**** EXERCISE TEXT

Ripple’s CEO Worried About Regulatory Backlash Over Facebook’s Libra Plan

Ripple

Brad Garlinghouse, chief executive officer of crypto currency company Ripple, says he’s worried Facebook’s plans to enter the arena with its Libra digital coin will provoke harsher regulation of the entire sector.

“You just want to make sure that you don’t get caught in the crossfire,” Garlinghouse said in an interview with Fortune in London on Thursday. “It is important to me that when regulators start asking questions that they don’t lump us into one big bucket.”

Garlinghouse said he was alarmed when U.S. President Donald Trump took to Twitter on July 11 and, in response to Facebook’s decision to launch Libra, tweeted his opposition to cryptocurrencies, saying they could “facilitate unlawful behavior.”

https://twitter.com/realDonaldTrump/status/1149472282584072192?ref_src=twsrc%5Etfw%7Ctwcamp%5Etweetembed%7Ctwterm%5E1149472282584072192&ref_url=https%3A%2F%2Ffortune.com%2F2019%2F07%2F25%2Fripple-ceo-regulation-facebook-libra-trump-tweet%2F

“It’s like saying I’m not a fan of Internet companies,” Garlinghouse said of Trump’s tweets. “There are lots of different types of Internet companies.”

San Francisco-based Ripple offers banks and other financial institutions a way to make low-cost international payments and settle cross-border transactions using a digital coin called XRP. It says it is currently being used by more than 200 financial firms globally. In June, Ripple also announced a tie-up with money transfer company Moneygram.

Garlinghouse said that last year “billions of dollars of transactions” were transmitted over Ripple’s network, and that the amount is doubling every quarter.

In previous interviews, Garlinghouse had seemed more enthusiastic about Libra. For instance, in an interview at Fortune Brainstorm Finance conference in June, he said ought to send David Marcus, the Facebook executive in charge of Libra, a case of champagne. The social media giant’s announcement, Garlinghouse said, had helped legitimize cryptocurrency-based products and prompted a record number of financial institutions to sign contracts to start using XRP for international payments.

“It has been a massive call to action,” Garlinghouse said in June. “The banks realize that if Facebook is going to be a competitor in this space they can’t depend on a technology like SWIFT to compete in the marketplace.” SWIFT is an electronic messaging network that banks have used since 1977 to settle international money transfers.

Of course, Garlinghouse was speaking before Trump’s anti-crypto tweet storm. It was also before a July 16 U.S. Senate Banking Committee hearing on Facebook’s Libra plans at which senators from both parties expressed deep misgivings with the project, ranging from potential for fraud to privacy violations to the effect Libra might have on monetary policy.

In addition, U.S. Treasury Secretary Steven Mnuchin and Jerome Powell, the head of the U.S. Federal Reserve, have also both said they have “serious concerns” about Libra.

Garlinghouse said that worries about money laundering and other criminal activity using cryptocurrencies should not apply to Ripple’s XRP. Transfers over Ripple’s network can only be made by regulated financial institutions, which already have to comply with anti-money laundering and know-your-customer rules, irrespective of the method they use to make cross-border payments.

********

*EXERCISE A*. For each statement, say whether it agrees with the article about Ripple and Libra, and quote the words that decide it: (i) Ripple says more than 200 financial firms use its network. (ii) Trump posted his tweet against cryptocurrencies on July 16. (iii) Banks have used SWIFT since 1977.
*EXERCISE B*. Repeat the part of the article about Ripple and Libra from "San Francisco-based Ripple" to "doubling every quarter.", word for word.
The entries are separate material and have nothing to do with the article about Ripple and Libra.

**** DATA EXTRACT

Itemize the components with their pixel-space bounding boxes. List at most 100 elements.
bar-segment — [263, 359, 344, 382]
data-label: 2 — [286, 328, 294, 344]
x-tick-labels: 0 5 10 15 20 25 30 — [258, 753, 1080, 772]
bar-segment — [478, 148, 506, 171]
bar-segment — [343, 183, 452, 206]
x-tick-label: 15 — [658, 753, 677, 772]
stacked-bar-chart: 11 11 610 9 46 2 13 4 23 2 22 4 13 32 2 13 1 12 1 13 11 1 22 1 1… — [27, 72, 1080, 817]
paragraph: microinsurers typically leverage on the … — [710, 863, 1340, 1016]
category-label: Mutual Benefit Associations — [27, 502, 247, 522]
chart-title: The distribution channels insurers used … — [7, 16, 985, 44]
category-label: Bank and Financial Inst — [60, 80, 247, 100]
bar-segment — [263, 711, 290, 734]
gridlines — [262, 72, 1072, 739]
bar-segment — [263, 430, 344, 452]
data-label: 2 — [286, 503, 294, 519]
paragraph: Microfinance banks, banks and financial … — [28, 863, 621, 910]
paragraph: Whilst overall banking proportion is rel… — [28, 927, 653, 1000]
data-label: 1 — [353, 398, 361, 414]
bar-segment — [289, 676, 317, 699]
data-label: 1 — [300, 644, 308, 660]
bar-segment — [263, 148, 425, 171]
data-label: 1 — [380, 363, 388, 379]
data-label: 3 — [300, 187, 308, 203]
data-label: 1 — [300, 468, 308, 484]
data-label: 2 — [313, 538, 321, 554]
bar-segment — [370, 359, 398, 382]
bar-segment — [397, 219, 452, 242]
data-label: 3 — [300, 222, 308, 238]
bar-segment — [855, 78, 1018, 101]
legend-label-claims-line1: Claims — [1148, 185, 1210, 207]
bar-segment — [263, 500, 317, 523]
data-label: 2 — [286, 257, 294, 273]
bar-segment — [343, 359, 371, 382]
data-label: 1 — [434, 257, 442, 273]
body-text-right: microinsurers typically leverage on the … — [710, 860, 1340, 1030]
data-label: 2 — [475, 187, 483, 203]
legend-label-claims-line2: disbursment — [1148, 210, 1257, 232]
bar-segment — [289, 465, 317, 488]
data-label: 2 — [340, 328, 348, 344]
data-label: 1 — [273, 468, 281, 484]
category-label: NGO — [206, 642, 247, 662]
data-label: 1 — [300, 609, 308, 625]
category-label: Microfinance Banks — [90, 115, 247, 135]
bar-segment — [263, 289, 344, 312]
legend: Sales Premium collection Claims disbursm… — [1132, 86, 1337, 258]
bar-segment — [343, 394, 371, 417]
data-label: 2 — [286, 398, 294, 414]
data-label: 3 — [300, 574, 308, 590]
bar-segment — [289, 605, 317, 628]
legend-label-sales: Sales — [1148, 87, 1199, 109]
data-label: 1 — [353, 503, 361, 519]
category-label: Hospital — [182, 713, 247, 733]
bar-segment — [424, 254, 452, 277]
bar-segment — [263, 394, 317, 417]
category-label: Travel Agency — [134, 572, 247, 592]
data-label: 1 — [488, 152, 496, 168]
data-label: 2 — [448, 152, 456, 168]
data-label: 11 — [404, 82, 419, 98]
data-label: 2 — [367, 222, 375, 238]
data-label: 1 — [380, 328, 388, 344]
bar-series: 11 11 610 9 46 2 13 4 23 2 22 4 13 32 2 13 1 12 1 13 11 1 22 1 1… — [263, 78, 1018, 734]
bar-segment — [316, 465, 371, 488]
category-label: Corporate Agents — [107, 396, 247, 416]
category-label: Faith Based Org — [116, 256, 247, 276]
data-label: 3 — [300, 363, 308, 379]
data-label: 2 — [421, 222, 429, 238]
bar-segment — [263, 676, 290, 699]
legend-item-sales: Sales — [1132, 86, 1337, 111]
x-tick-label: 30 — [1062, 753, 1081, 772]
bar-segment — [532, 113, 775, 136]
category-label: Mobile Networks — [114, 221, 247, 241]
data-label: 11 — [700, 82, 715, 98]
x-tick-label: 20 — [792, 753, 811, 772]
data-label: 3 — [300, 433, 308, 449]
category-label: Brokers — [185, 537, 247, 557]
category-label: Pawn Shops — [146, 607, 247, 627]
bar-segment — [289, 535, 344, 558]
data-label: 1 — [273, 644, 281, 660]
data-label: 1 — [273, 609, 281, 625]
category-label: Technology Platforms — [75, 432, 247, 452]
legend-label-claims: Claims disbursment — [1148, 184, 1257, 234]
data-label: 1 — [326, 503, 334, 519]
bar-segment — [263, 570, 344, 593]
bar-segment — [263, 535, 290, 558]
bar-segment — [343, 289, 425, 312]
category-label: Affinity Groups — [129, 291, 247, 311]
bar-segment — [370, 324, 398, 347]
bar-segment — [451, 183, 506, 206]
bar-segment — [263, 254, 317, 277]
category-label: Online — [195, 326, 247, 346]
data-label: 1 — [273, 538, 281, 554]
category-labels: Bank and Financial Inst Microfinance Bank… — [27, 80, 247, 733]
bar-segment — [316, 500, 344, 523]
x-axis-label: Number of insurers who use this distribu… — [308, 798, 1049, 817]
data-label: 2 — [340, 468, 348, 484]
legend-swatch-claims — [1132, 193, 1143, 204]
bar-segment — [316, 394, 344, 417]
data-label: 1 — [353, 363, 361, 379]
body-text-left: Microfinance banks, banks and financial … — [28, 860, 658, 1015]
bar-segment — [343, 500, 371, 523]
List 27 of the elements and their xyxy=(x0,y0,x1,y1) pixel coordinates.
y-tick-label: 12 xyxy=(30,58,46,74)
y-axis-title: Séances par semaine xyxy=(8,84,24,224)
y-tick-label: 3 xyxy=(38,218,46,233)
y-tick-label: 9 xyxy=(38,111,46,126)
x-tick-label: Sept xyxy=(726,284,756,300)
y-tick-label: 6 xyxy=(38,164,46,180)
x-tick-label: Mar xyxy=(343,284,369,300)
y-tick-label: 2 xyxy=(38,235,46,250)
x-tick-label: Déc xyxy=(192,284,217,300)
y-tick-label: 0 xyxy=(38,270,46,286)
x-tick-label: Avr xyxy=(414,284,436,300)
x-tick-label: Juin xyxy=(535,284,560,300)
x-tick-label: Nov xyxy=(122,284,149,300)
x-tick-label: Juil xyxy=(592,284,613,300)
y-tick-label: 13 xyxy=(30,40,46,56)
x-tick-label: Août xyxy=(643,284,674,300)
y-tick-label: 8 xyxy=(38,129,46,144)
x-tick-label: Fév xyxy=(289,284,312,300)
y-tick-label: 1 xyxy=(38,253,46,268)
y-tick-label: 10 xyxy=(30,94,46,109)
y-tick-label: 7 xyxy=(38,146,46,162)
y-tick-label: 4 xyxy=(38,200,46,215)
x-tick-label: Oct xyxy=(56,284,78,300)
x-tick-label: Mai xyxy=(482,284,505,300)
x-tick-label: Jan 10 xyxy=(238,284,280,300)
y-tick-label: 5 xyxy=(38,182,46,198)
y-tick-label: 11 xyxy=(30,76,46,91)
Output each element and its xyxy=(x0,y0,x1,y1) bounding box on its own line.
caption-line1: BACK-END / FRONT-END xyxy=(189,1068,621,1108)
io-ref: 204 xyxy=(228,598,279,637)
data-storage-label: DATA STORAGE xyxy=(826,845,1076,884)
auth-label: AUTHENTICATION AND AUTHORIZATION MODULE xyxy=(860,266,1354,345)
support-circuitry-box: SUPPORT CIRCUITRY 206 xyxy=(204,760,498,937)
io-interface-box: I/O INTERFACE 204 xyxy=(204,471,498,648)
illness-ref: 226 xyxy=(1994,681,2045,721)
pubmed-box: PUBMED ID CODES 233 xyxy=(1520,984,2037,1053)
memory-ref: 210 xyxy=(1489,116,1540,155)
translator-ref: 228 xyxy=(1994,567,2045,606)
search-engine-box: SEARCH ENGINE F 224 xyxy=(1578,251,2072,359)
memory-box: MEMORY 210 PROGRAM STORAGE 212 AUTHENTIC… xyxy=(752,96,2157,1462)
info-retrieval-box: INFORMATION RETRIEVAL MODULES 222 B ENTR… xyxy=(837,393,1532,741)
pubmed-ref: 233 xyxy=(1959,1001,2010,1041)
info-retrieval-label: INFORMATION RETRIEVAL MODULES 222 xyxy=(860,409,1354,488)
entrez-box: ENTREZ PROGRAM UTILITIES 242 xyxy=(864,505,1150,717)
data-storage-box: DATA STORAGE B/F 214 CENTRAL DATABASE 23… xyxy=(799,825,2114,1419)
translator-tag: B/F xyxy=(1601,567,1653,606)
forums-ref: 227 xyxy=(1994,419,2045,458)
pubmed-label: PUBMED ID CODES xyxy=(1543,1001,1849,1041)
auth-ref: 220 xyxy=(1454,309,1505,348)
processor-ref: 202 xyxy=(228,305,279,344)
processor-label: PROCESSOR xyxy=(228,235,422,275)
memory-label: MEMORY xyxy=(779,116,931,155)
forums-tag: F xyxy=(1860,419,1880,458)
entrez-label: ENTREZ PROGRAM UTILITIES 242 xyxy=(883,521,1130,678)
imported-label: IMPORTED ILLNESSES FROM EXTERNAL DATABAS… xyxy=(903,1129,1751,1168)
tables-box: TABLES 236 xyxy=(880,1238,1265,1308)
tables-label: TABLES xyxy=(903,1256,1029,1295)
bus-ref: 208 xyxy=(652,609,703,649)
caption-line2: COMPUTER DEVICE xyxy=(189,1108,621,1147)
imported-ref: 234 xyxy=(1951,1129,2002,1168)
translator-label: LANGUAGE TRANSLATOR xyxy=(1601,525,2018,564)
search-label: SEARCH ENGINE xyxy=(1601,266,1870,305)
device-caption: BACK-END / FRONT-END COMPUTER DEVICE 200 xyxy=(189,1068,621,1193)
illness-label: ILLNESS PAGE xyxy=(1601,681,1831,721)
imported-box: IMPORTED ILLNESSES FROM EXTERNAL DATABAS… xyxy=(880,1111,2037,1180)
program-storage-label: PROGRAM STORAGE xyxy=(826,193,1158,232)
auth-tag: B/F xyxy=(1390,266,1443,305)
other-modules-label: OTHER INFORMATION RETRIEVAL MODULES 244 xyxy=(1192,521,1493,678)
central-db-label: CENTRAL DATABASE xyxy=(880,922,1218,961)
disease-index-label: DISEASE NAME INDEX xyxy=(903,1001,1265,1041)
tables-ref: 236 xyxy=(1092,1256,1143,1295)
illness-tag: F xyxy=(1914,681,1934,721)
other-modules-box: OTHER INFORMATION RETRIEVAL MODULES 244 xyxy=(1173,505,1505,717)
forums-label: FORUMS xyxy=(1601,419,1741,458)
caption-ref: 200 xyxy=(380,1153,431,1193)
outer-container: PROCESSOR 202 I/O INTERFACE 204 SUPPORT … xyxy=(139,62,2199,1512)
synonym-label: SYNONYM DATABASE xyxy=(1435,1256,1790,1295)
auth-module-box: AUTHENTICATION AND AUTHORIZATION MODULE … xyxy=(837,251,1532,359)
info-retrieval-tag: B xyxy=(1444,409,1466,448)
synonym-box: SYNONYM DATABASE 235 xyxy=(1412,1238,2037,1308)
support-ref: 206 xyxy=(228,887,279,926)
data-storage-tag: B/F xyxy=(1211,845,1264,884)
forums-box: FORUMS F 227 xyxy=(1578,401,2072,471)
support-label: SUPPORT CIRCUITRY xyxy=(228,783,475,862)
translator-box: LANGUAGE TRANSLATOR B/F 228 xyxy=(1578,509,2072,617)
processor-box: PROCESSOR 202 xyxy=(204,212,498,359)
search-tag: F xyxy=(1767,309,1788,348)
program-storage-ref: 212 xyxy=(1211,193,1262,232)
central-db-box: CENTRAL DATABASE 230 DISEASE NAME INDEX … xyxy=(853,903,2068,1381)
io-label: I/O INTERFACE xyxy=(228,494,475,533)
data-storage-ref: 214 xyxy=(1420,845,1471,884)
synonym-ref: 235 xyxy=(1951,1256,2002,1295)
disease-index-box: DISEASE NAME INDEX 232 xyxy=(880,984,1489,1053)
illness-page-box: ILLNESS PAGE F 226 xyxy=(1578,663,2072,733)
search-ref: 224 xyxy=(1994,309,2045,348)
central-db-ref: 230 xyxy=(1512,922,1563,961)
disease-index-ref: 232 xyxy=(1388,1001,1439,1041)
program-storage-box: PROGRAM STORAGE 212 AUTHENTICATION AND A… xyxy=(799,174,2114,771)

********

*EXERCISE OUTPUT A*.
(i) Yes: "It says it is currently being used by more than 200 financial firms globally."
(ii) No: "took to Twitter on July 11"
(iii) Yes: "SWIFT is an electronic messaging network that banks have used since 1977 to settle international money transfers."

*EXERCISE OUTPUT B*.
San Francisco-based Ripple offers banks and other financial institutions a way to make low-cost international payments and settle cross-border transactions using a digital coin called XRP. It says it is currently being used by more than 200 financial firms globally. In June, Ripple also announced a tie-up with money transfer company Moneygram.

Garlinghouse said that last year “billions of dollars of transactions” were transmitted over Ripple’s network, and that the amount is doubling every quarter.